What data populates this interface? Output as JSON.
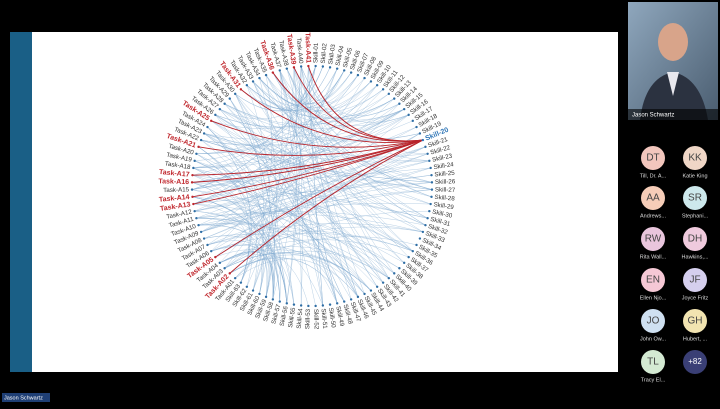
{
  "slide": {
    "tasks": [
      "Task-A01",
      {
        "label": "Task-A02",
        "color": "#c0272d"
      },
      "Task-A03",
      "Task-A04",
      {
        "label": "Task-A05",
        "color": "#c0272d"
      },
      "Task-A06",
      "Task-A07",
      "Task-A08",
      "Task-A09",
      "Task-A10",
      "Task-A11",
      "Task-A12",
      {
        "label": "Task-A13",
        "color": "#c0272d"
      },
      {
        "label": "Task-A14",
        "color": "#c0272d"
      },
      "Task-A15",
      {
        "label": "Task-A16",
        "color": "#c0272d"
      },
      {
        "label": "Task-A17",
        "color": "#c0272d"
      },
      "Task-A18",
      "Task-A19",
      "Task-A20",
      {
        "label": "Task-A21",
        "color": "#c0272d"
      },
      "Task-A22",
      "Task-A23",
      "Task-A24",
      {
        "label": "Task-A25",
        "color": "#c0272d"
      },
      "Task-A26",
      "Task-A27",
      "Task-A28",
      "Task-A29",
      "Task-A30",
      {
        "label": "Task-A31",
        "color": "#c0272d"
      },
      "Task-A32",
      "Task-A33",
      "Task-A34",
      "Task-A35",
      {
        "label": "Task-A36",
        "color": "#c0272d"
      },
      "Task-A37",
      "Task-A38",
      {
        "label": "Task-A39",
        "color": "#c0272d"
      },
      "Task-A40",
      {
        "label": "Task-A41",
        "color": "#c0272d"
      }
    ],
    "skills": [
      "Skill-01",
      "Skill-02",
      "Skill-03",
      "Skill-04",
      "Skill-05",
      "Skill-06",
      "Skill-07",
      "Skill-08",
      "Skill-09",
      "Skill-10",
      "Skill-11",
      "Skill-12",
      "Skill-13",
      "Skill-14",
      "Skill-15",
      "Skill-16",
      "Skill-17",
      "Skill-18",
      "Skill-19",
      {
        "label": "Skill-20",
        "color": "#2e75b6"
      },
      "Skill-21",
      "Skill-22",
      "Skill-23",
      "Skill-24",
      "Skill-25",
      "Skill-26",
      "Skill-27",
      "Skill-28",
      "Skill-29",
      "Skill-30",
      "Skill-31",
      "Skill-32",
      "Skill-33",
      "Skill-34",
      "Skill-35",
      "Skill-36",
      "Skill-37",
      "Skill-38",
      "Skill-39",
      "Skill-40",
      "Skill-41",
      "Skill-42",
      "Skill-43",
      "Skill-44",
      "Skill-45",
      "Skill-46",
      "Skill-47",
      "Skill-48",
      "Skill-49",
      "Skill-50",
      "Skill-51",
      "Skill-52",
      "Skill-53",
      "Skill-54",
      "Skill-55",
      "Skill-56",
      "Skill-57",
      "Skill-58",
      "Skill-59",
      "Skill-60",
      "Skill-61",
      "Skill-62",
      "Skill-63"
    ]
  },
  "video": {
    "name": "Jason Schwartz"
  },
  "participants": [
    {
      "initials": "DT",
      "name": "Till, Dr. A...",
      "color": "#f2c6bd"
    },
    {
      "initials": "KK",
      "name": "Katie King",
      "color": "#efd6c6"
    },
    {
      "initials": "AA",
      "name": "Andrews...",
      "color": "#f6cdb8"
    },
    {
      "initials": "SR",
      "name": "Stephani...",
      "color": "#cde8ec"
    },
    {
      "initials": "RW",
      "name": "Rita Wall...",
      "color": "#e9c5dc"
    },
    {
      "initials": "DH",
      "name": "Hawkins,...",
      "color": "#efcadd"
    },
    {
      "initials": "EN",
      "name": "Ellen Njo...",
      "color": "#f5c8d5"
    },
    {
      "initials": "JF",
      "name": "Joyce Fritz",
      "color": "#d5cfee"
    },
    {
      "initials": "JO",
      "name": "John Ow...",
      "color": "#cfe0f1"
    },
    {
      "initials": "GH",
      "name": "Hubert, ...",
      "color": "#f2e4b1"
    },
    {
      "initials": "TL",
      "name": "Tracy El...",
      "color": "#d4ead3"
    }
  ],
  "overflow": "+82",
  "speaker_label": "Jason Schwartz"
}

━━━

**Exercise requirements:** Pick out and copy the lines of the entries that hold the string "name".

**Complete response:**
    "name": "Jason Schwartz"
      "name": "Till, Dr. A...",
      "name": "Katie King",
      "name": "Andrews...",
      "name": "Stephani...",
      "name": "Rita Wall...",
      "name": "Hawkins,...",
      "name": "Ellen Njo...",
      "name": "Joyce Fritz",
      "name": "John Ow...",
      "name": "Hubert, ...",
      "name": "Tracy El...",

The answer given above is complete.